Entries supplied
* * *

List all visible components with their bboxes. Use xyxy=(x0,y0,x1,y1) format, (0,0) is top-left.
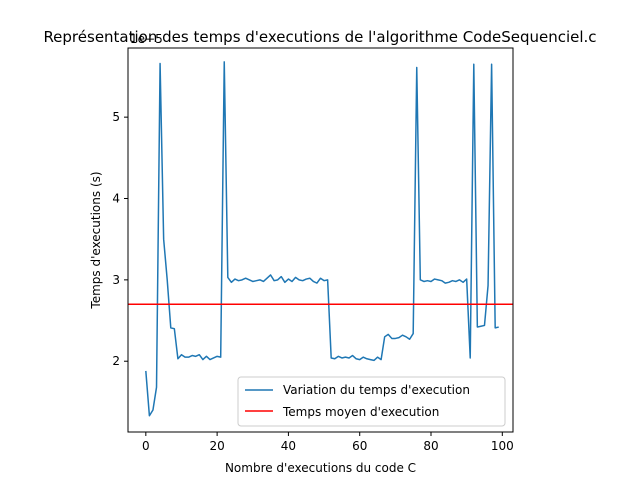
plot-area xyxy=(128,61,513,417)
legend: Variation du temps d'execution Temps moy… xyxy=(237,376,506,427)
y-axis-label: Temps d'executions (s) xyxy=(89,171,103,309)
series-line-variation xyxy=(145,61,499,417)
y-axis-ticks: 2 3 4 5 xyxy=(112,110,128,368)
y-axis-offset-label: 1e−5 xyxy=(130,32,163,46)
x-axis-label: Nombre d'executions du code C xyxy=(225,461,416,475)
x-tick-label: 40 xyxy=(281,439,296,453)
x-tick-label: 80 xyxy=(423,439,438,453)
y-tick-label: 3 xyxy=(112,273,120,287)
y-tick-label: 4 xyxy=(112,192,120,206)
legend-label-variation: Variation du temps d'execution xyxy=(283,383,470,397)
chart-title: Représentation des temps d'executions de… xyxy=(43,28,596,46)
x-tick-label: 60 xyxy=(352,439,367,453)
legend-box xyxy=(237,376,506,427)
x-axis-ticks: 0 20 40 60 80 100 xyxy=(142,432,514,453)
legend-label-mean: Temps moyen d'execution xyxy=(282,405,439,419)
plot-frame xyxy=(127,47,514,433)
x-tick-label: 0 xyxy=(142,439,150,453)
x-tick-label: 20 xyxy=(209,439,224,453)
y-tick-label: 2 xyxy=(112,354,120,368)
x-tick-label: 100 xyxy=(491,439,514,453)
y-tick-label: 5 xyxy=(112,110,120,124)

* * *

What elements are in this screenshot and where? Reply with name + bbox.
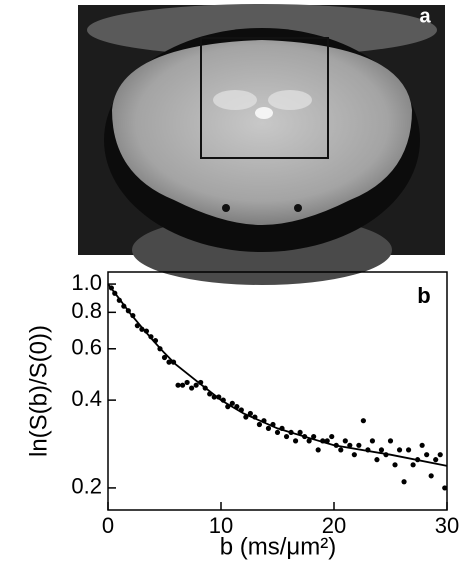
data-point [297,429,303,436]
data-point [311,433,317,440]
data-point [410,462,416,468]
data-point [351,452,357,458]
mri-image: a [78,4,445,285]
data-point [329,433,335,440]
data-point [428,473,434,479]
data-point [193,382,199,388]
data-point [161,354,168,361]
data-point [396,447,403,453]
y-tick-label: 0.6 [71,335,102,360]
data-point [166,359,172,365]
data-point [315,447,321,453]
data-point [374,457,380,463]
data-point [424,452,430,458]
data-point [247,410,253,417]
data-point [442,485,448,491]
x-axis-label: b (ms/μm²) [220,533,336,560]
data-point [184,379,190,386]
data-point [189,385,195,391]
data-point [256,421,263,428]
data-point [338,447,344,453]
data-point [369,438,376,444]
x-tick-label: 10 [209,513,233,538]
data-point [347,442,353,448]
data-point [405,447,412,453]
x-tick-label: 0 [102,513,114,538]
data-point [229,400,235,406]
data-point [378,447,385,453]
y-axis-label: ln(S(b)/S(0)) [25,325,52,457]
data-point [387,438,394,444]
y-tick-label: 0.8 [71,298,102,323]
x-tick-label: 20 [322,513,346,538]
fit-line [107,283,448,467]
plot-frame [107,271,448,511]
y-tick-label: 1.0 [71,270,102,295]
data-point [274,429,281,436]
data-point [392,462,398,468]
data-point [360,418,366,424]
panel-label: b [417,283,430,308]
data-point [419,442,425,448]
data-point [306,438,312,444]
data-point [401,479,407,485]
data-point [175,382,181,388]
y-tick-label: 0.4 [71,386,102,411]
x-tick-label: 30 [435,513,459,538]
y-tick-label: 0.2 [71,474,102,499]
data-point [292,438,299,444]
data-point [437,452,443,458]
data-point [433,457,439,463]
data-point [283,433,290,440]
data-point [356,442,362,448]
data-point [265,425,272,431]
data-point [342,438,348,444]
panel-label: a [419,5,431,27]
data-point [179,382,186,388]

* * *

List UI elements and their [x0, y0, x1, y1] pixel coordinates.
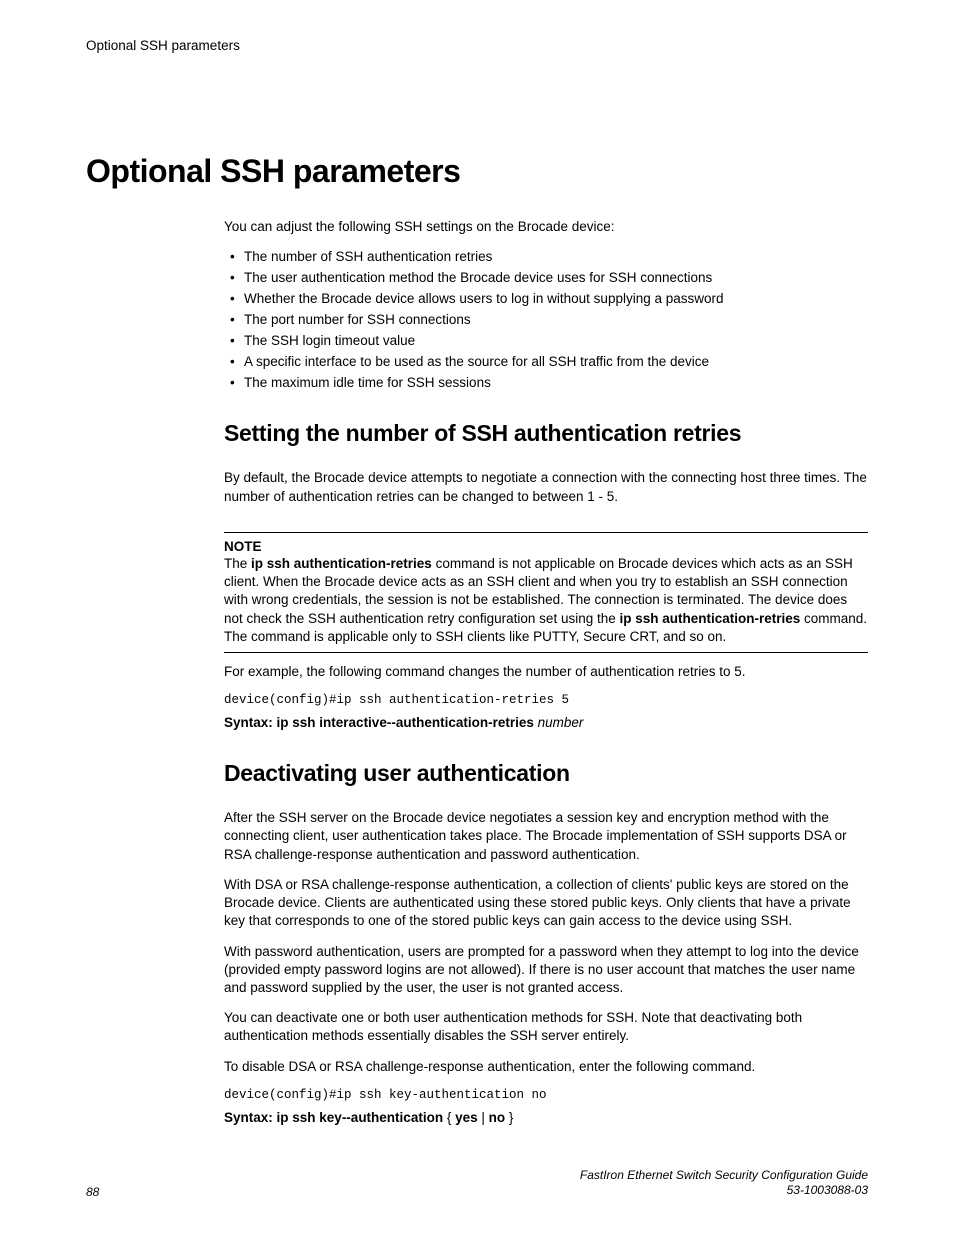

* * *

Written problem
Rewrite the data from the line containing "List all visible" through the line containing "y-tick-label: 5 xyxy=(112,110,120,124)", inclusive, substituting "plot-title" for "chart-title" and leaving everything else unchanged. Omit the pictures from your answer.

The output
List all visible components with their bboxes. Use xyxy=(x0,y0,x1,y1) format, (0,0) is top-left.
plot-area xyxy=(128,61,513,417)
legend: Variation du temps d'execution Temps moy… xyxy=(237,376,506,427)
y-axis-label: Temps d'executions (s) xyxy=(89,171,103,309)
series-line-variation xyxy=(145,61,499,417)
y-axis-ticks: 2 3 4 5 xyxy=(112,110,128,368)
y-axis-offset-label: 1e−5 xyxy=(130,32,163,46)
x-axis-label: Nombre d'executions du code C xyxy=(225,461,416,475)
x-tick-label: 40 xyxy=(281,439,296,453)
x-tick-label: 80 xyxy=(423,439,438,453)
y-tick-label: 3 xyxy=(112,273,120,287)
y-tick-label: 4 xyxy=(112,192,120,206)
legend-label-variation: Variation du temps d'execution xyxy=(283,383,470,397)
plot-title: Représentation des temps d'executions de… xyxy=(43,28,596,46)
x-tick-label: 60 xyxy=(352,439,367,453)
legend-box xyxy=(237,376,506,427)
x-axis-ticks: 0 20 40 60 80 100 xyxy=(142,432,514,453)
legend-label-mean: Temps moyen d'execution xyxy=(282,405,439,419)
plot-frame xyxy=(127,47,514,433)
x-tick-label: 0 xyxy=(142,439,150,453)
x-tick-label: 20 xyxy=(209,439,224,453)
y-tick-label: 2 xyxy=(112,354,120,368)
x-tick-label: 100 xyxy=(491,439,514,453)
y-tick-label: 5 xyxy=(112,110,120,124)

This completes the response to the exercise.